[START Data section]
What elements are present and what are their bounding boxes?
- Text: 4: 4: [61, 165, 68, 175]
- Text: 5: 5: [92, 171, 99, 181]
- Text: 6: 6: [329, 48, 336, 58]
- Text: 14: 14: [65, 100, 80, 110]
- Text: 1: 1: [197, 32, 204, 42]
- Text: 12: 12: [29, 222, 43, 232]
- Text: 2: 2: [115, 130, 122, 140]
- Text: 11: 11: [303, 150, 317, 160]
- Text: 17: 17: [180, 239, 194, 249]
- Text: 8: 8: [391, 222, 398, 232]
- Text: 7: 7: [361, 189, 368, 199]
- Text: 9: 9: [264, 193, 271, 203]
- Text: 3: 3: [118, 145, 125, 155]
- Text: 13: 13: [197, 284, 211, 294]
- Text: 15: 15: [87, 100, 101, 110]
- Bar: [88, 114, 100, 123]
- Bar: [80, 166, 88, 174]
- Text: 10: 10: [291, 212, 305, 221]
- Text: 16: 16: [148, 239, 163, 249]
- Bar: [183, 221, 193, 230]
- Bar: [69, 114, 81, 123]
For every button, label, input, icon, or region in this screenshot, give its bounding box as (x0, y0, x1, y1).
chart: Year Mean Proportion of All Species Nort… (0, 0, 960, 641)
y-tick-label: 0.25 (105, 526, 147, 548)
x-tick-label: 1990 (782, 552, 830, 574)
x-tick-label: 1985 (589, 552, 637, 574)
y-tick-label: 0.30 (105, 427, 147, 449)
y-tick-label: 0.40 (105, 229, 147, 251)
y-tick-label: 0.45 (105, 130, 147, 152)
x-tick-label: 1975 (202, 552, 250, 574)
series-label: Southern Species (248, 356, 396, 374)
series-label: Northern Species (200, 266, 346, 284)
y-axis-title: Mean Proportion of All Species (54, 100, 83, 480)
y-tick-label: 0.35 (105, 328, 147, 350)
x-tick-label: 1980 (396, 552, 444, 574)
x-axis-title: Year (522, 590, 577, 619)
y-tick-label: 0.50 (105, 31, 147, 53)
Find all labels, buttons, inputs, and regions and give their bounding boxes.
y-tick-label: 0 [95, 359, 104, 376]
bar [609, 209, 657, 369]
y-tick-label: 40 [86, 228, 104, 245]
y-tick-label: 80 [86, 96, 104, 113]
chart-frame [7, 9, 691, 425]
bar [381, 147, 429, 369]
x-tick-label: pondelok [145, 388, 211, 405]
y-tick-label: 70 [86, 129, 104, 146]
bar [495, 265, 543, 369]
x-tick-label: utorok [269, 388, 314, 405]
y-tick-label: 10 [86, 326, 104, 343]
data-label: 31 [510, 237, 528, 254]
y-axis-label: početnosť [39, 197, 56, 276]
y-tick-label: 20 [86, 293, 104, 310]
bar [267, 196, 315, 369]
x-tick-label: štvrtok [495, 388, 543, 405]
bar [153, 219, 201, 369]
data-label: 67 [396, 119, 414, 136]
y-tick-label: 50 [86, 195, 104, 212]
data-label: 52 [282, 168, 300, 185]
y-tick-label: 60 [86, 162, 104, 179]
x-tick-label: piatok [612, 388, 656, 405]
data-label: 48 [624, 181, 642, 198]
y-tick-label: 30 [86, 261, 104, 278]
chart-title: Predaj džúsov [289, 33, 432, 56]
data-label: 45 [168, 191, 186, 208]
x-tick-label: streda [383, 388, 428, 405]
[END Data section]
▶ **What the exercise asks**: Can you give every line of the data above as a numbered list, leaving out any blank lines?

▶ **Exercise solution**:
1. What elements are present and what are their bounding boxes?
2. - Text: 4: 4: [61, 165, 68, 175]
3. - Text: 5: 5: [92, 171, 99, 181]
4. - Text: 6: 6: [329, 48, 336, 58]
5. - Text: 14: 14: [65, 100, 80, 110]
6. - Text: 1: 1: [197, 32, 204, 42]
7. - Text: 12: 12: [29, 222, 43, 232]
8. - Text: 2: 2: [115, 130, 122, 140]
9. - Text: 11: 11: [303, 150, 317, 160]
10. - Text: 17: 17: [180, 239, 194, 249]
11. - Text: 8: 8: [391, 222, 398, 232]
12. - Text: 7: 7: [361, 189, 368, 199]
13. - Text: 9: 9: [264, 193, 271, 203]
14. - Text: 3: 3: [118, 145, 125, 155]
15. - Text: 13: 13: [197, 284, 211, 294]
16. - Text: 15: 15: [87, 100, 101, 110]
17. - Bar: [88, 114, 100, 123]
18. - Bar: [80, 166, 88, 174]
19. - Text: 10: 10: [291, 212, 305, 221]
20. - Text: 16: 16: [148, 239, 163, 249]
21. - Bar: [183, 221, 193, 230]
22. - Bar: [69, 114, 81, 123]
23. For every button, label, input, icon, or region in this screenshot, give its bounding box as (x0, y0, x1, y1).
24. chart: Year Mean Proportion of All Species Nort… (0, 0, 960, 641)
25. y-tick-label: 0.25 (105, 526, 147, 548)
26. x-tick-label: 1990 (782, 552, 830, 574)
27. x-tick-label: 1985 (589, 552, 637, 574)
28. y-tick-label: 0.30 (105, 427, 147, 449)
29. y-tick-label: 0.40 (105, 229, 147, 251)
30. y-tick-label: 0.45 (105, 130, 147, 152)
31. x-tick-label: 1975 (202, 552, 250, 574)
32. series-label: Southern Species (248, 356, 396, 374)
33. series-label: Northern Species (200, 266, 346, 284)
34. y-axis-title: Mean Proportion of All Species (54, 100, 83, 480)
35. y-tick-label: 0.35 (105, 328, 147, 350)
36. x-tick-label: 1980 (396, 552, 444, 574)
37. x-axis-title: Year (522, 590, 577, 619)
38. y-tick-label: 0.50 (105, 31, 147, 53)
39. Find all labels, buttons, inputs, and regions and give their bounding boxes.
40. y-tick-label: 0 [95, 359, 104, 376]
41. bar [609, 209, 657, 369]
42. y-tick-label: 40 [86, 228, 104, 245]
43. y-tick-label: 80 [86, 96, 104, 113]
44. chart-frame [7, 9, 691, 425]
45. bar [381, 147, 429, 369]
46. x-tick-label: pondelok [145, 388, 211, 405]
47. y-tick-label: 70 [86, 129, 104, 146]
48. bar [495, 265, 543, 369]
49. x-tick-label: utorok [269, 388, 314, 405]
50. y-tick-label: 10 [86, 326, 104, 343]
51. data-label: 31 [510, 237, 528, 254]
52. y-axis-label: početnosť [39, 197, 56, 276]
53. y-tick-label: 20 [86, 293, 104, 310]
54. bar [267, 196, 315, 369]
55. x-tick-label: štvrtok [495, 388, 543, 405]
56. bar [153, 219, 201, 369]
57. data-label: 67 [396, 119, 414, 136]
58. y-tick-label: 50 [86, 195, 104, 212]
59. data-label: 52 [282, 168, 300, 185]
60. y-tick-label: 60 [86, 162, 104, 179]
61. x-tick-label: piatok [612, 388, 656, 405]
62. data-label: 48 [624, 181, 642, 198]
63. y-tick-label: 30 [86, 261, 104, 278]
64. chart-title: Predaj džúsov [289, 33, 432, 56]
65. data-label: 45 [168, 191, 186, 208]
66. x-tick-label: streda [383, 388, 428, 405]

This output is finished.